■ **Data extract**
^^^^
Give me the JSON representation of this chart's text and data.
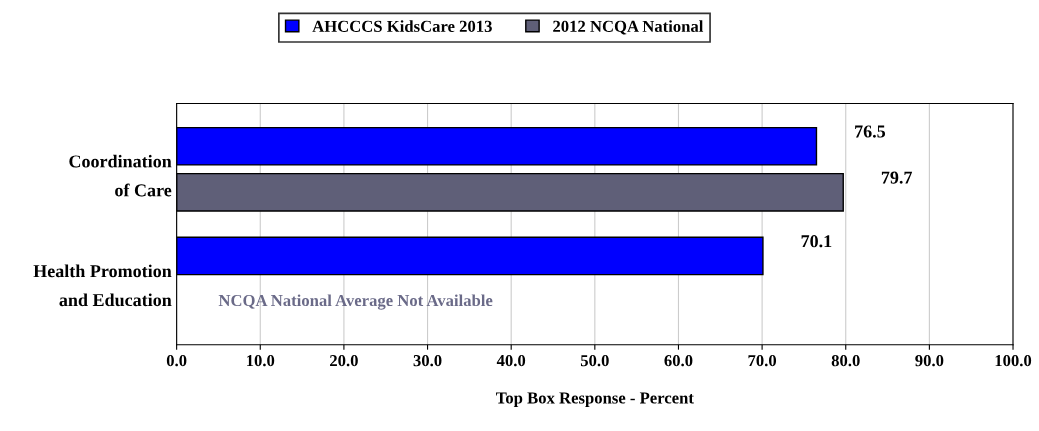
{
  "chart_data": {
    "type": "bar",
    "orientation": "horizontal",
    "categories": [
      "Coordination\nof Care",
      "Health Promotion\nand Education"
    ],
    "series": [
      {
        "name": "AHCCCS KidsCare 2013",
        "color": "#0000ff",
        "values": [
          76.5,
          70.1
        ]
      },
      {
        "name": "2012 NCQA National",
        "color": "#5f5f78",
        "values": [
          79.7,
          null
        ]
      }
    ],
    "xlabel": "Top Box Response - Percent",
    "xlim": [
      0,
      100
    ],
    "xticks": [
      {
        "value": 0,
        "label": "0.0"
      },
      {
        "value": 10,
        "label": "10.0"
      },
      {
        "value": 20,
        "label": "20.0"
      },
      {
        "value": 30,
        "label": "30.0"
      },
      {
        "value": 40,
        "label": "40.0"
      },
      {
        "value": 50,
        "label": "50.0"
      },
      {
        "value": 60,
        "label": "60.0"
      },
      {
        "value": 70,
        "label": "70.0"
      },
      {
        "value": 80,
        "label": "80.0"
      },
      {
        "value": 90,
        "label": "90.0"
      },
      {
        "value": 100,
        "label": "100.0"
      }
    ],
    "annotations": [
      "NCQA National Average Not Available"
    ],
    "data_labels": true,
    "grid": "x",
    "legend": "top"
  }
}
^^^^
■ **Prompt**
From the entries above, extract each line containing "National".

■ **Expected answer**
        "name": "2012 NCQA National",
      "NCQA National Average Not Available"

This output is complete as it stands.